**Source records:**

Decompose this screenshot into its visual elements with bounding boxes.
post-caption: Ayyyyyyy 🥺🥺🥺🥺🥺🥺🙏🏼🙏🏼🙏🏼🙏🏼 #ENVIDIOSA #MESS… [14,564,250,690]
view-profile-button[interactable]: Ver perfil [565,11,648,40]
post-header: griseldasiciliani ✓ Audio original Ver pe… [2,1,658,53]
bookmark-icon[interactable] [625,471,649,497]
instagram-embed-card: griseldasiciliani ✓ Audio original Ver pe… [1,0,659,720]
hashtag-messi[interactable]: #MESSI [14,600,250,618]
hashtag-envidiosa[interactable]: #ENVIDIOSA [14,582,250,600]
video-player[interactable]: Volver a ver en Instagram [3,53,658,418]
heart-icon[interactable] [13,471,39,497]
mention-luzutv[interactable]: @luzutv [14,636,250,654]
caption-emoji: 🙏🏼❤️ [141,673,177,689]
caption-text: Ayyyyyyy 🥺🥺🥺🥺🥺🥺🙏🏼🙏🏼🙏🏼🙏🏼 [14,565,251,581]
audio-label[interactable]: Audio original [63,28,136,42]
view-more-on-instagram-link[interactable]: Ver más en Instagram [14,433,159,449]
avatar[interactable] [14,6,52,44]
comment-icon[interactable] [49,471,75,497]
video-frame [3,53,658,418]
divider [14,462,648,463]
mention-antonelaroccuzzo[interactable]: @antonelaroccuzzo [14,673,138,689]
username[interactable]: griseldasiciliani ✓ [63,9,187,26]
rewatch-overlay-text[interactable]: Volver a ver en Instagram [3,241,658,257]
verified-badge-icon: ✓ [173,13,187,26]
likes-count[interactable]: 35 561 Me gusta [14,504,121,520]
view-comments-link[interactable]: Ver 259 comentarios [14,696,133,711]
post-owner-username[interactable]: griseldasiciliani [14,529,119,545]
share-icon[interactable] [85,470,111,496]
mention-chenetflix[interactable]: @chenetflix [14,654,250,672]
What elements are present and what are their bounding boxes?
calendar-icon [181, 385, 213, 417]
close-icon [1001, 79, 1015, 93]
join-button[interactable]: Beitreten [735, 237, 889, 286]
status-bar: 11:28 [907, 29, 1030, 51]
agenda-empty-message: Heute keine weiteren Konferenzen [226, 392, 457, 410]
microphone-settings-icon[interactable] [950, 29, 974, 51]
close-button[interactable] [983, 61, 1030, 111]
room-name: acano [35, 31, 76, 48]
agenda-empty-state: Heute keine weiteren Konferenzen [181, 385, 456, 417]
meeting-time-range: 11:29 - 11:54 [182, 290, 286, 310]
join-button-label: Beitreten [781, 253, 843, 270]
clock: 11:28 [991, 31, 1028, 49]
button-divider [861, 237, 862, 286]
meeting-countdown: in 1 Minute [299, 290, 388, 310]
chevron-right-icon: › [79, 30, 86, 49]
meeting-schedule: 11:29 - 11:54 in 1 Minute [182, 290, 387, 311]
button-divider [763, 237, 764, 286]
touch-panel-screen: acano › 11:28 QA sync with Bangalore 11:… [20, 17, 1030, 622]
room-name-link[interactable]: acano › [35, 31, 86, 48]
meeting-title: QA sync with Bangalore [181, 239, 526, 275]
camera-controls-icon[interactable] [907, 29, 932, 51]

**WHAT THE TASK REQUIRES:**
Give only the number of lines in the data above that contain the string "boxes".

**ANSWER TO THIS EXERCISE:**
2